# Aim of the task
Reproduce only the lines from the one containing "For every button, label, input, icon, or" through the one containing "14, 197, 74]", swapping each "bar" for "histogram-bar" and leaving everything else unchanged.

# Source records

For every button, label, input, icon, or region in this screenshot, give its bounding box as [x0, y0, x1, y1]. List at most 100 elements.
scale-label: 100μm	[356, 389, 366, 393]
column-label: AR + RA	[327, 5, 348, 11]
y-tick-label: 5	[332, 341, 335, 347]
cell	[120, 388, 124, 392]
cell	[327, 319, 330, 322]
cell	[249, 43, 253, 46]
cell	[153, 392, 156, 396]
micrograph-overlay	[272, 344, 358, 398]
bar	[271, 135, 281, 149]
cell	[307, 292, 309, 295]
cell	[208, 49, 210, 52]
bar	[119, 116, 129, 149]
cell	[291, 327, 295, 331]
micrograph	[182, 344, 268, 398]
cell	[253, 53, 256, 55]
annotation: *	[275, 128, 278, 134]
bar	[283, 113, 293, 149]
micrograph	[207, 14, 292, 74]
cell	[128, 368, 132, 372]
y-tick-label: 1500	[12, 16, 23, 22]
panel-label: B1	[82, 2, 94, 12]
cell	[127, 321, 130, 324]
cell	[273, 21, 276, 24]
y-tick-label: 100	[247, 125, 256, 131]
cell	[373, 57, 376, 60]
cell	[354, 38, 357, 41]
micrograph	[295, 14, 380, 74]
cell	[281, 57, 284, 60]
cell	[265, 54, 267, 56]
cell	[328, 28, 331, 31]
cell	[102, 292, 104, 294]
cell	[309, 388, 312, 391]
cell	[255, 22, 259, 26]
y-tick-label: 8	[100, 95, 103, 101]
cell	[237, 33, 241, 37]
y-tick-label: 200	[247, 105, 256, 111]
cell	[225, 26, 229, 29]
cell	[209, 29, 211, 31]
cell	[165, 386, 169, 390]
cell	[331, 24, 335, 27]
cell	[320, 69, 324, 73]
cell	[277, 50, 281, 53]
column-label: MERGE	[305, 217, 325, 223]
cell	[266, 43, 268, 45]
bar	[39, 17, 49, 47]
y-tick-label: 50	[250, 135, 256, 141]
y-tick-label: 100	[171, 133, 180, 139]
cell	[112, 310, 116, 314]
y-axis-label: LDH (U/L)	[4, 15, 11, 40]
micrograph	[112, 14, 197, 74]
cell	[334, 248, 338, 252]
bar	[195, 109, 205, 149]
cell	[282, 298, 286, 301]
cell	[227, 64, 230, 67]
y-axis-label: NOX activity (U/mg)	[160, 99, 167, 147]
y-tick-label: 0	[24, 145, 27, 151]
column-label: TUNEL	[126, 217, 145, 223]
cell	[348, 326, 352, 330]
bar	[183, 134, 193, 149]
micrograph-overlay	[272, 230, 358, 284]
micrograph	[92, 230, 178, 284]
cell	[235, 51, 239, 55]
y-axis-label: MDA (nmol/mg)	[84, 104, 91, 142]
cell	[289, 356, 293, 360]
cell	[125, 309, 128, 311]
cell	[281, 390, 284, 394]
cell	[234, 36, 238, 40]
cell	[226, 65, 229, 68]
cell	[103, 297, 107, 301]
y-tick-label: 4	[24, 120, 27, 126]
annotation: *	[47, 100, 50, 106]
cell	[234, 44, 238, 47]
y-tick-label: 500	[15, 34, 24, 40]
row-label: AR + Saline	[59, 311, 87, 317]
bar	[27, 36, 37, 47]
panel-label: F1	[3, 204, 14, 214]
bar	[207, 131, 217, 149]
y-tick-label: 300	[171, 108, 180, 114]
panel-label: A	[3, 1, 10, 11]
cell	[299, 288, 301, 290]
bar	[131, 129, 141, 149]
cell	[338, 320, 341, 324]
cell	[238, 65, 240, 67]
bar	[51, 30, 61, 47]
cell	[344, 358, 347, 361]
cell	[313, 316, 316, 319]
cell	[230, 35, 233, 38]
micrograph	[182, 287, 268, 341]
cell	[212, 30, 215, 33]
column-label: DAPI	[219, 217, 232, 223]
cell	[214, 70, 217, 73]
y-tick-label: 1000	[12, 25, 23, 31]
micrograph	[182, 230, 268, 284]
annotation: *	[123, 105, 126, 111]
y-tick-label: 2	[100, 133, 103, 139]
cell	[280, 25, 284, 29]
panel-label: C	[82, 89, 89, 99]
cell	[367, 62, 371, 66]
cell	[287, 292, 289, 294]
* * *
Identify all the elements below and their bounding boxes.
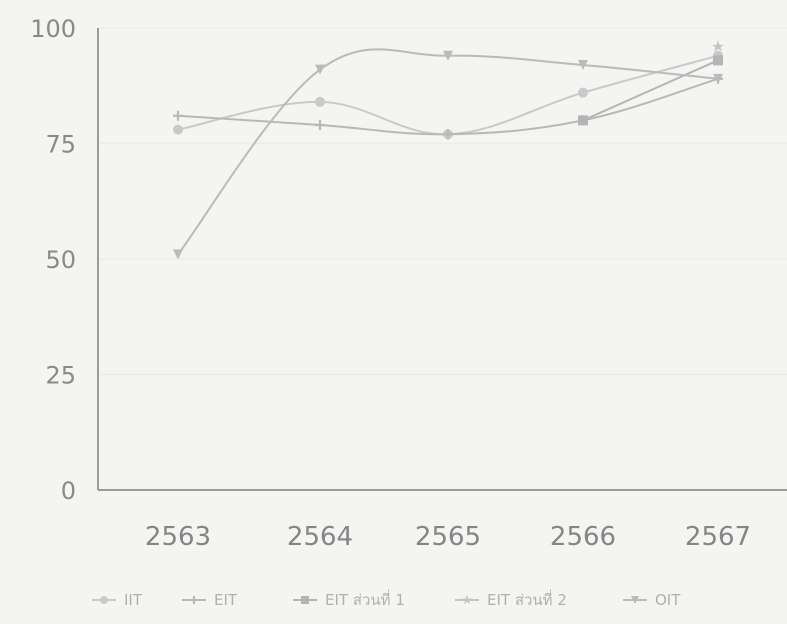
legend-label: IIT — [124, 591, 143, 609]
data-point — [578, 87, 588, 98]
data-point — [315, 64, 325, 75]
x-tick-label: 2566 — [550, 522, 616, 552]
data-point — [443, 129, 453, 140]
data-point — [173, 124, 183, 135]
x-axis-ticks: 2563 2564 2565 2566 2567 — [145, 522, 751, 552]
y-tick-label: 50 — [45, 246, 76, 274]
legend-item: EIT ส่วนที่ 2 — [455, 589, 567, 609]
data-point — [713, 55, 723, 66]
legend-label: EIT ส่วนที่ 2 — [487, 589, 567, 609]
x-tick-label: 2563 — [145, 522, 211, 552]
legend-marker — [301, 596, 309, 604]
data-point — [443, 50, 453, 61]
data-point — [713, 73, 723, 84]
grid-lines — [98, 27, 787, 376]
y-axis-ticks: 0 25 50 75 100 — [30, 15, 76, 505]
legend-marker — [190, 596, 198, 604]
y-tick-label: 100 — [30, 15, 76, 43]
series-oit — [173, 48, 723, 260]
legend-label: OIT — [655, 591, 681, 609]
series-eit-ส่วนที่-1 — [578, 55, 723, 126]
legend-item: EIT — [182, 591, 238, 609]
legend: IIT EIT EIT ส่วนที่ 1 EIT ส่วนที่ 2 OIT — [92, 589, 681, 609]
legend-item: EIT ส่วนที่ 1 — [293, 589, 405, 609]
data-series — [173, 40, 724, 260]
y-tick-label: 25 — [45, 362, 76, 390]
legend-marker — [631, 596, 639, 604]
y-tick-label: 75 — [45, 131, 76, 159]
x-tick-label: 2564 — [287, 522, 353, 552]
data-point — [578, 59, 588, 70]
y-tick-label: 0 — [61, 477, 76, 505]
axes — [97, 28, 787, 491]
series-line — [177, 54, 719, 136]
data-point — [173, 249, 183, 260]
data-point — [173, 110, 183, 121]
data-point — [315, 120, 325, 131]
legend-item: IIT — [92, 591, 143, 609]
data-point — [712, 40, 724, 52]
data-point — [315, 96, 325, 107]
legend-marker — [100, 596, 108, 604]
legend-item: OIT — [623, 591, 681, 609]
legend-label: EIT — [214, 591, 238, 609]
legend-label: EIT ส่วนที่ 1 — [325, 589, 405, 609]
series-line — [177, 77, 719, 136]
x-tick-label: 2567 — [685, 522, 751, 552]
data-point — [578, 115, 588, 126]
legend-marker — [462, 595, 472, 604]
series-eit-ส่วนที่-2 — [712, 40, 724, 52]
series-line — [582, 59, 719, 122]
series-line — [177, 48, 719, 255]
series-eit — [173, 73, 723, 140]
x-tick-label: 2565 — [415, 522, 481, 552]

# Task output
For every button, label, input, icon, or region in this screenshot, give its bounding box as [x0, y0, x1, y1]. List at most 100 elements.
scale-label: 100μm	[356, 389, 366, 393]
column-label: AR + RA	[327, 5, 348, 11]
y-tick-label: 5	[332, 341, 335, 347]
cell	[120, 388, 124, 392]
cell	[327, 319, 330, 322]
cell	[249, 43, 253, 46]
cell	[153, 392, 156, 396]
micrograph-overlay	[272, 344, 358, 398]
histogram-bar	[271, 135, 281, 149]
cell	[307, 292, 309, 295]
cell	[208, 49, 210, 52]
histogram-bar	[119, 116, 129, 149]
cell	[291, 327, 295, 331]
micrograph	[182, 344, 268, 398]
cell	[253, 53, 256, 55]
annotation: *	[275, 128, 278, 134]
histogram-bar	[283, 113, 293, 149]
micrograph	[207, 14, 292, 74]
cell	[128, 368, 132, 372]
y-tick-label: 1500	[12, 16, 23, 22]
panel-label: B1	[82, 2, 94, 12]
cell	[127, 321, 130, 324]
cell	[273, 21, 276, 24]
y-tick-label: 100	[247, 125, 256, 131]
cell	[373, 57, 376, 60]
cell	[354, 38, 357, 41]
micrograph	[295, 14, 380, 74]
cell	[281, 57, 284, 60]
cell	[265, 54, 267, 56]
cell	[328, 28, 331, 31]
cell	[102, 292, 104, 294]
cell	[309, 388, 312, 391]
cell	[255, 22, 259, 26]
y-tick-label: 8	[100, 95, 103, 101]
cell	[237, 33, 241, 37]
y-tick-label: 200	[247, 105, 256, 111]
cell	[225, 26, 229, 29]
cell	[209, 29, 211, 31]
cell	[165, 386, 169, 390]
cell	[331, 24, 335, 27]
cell	[320, 69, 324, 73]
cell	[277, 50, 281, 53]
column-label: MERGE	[305, 217, 325, 223]
cell	[266, 43, 268, 45]
histogram-bar	[39, 17, 49, 47]
y-tick-label: 50	[250, 135, 256, 141]
y-tick-label: 100	[171, 133, 180, 139]
cell	[112, 310, 116, 314]
y-axis-label: LDH (U/L)	[4, 15, 11, 40]
micrograph	[112, 14, 197, 74]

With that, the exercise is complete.